### DATASET

━━━━━━━━

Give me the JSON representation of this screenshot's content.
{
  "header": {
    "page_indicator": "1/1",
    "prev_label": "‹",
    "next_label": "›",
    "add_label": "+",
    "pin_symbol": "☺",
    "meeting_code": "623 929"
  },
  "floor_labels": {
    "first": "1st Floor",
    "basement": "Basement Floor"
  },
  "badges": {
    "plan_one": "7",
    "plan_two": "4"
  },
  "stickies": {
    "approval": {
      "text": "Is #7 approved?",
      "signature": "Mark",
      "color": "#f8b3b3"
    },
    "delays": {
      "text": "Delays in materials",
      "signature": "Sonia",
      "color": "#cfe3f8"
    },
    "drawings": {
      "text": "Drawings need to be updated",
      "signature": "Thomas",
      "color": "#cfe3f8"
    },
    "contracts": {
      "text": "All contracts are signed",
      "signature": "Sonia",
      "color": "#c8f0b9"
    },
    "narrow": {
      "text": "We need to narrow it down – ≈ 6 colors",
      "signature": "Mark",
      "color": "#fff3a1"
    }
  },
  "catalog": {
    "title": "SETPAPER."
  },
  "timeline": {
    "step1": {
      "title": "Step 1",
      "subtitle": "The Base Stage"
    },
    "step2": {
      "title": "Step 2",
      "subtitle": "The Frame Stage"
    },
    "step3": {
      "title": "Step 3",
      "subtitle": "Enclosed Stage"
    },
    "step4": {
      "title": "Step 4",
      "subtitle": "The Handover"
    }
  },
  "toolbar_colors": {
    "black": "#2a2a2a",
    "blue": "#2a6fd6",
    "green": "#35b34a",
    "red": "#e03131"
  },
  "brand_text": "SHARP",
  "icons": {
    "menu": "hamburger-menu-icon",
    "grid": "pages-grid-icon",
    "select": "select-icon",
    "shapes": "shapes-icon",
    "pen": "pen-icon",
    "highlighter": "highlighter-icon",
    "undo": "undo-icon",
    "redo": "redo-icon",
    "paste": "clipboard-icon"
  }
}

━━━━━━━━

### REQUIRED WORK
Extract, word for word, each line of the listing above.

### SOLUTION FOR THIS TASK
Give me the JSON representation of this screenshot's content.
{
  "header": {
    "page_indicator": "1/1",
    "prev_label": "‹",
    "next_label": "›",
    "add_label": "+",
    "pin_symbol": "☺",
    "meeting_code": "623 929"
  },
  "floor_labels": {
    "first": "1st Floor",
    "basement": "Basement Floor"
  },
  "badges": {
    "plan_one": "7",
    "plan_two": "4"
  },
  "stickies": {
    "approval": {
      "text": "Is #7 approved?",
      "signature": "Mark",
      "color": "#f8b3b3"
    },
    "delays": {
      "text": "Delays in materials",
      "signature": "Sonia",
      "color": "#cfe3f8"
    },
    "drawings": {
      "text": "Drawings need to be updated",
      "signature": "Thomas",
      "color": "#cfe3f8"
    },
    "contracts": {
      "text": "All contracts are signed",
      "signature": "Sonia",
      "color": "#c8f0b9"
    },
    "narrow": {
      "text": "We need to narrow it down – ≈ 6 colors",
      "signature": "Mark",
      "color": "#fff3a1"
    }
  },
  "catalog": {
    "title": "SETPAPER."
  },
  "timeline": {
    "step1": {
      "title": "Step 1",
      "subtitle": "The Base Stage"
    },
    "step2": {
      "title": "Step 2",
      "subtitle": "The Frame Stage"
    },
    "step3": {
      "title": "Step 3",
      "subtitle": "Enclosed Stage"
    },
    "step4": {
      "title": "Step 4",
      "subtitle": "The Handover"
    }
  },
  "toolbar_colors": {
    "black": "#2a2a2a",
    "blue": "#2a6fd6",
    "green": "#35b34a",
    "red": "#e03131"
  },
  "brand_text": "SHARP",
  "icons": {
    "menu": "hamburger-menu-icon",
    "grid": "pages-grid-icon",
    "select": "select-icon",
    "shapes": "shapes-icon",
    "pen": "pen-icon",
    "highlighter": "highlighter-icon",
    "undo": "undo-icon",
    "redo": "redo-icon",
    "paste": "clipboard-icon"
  }
}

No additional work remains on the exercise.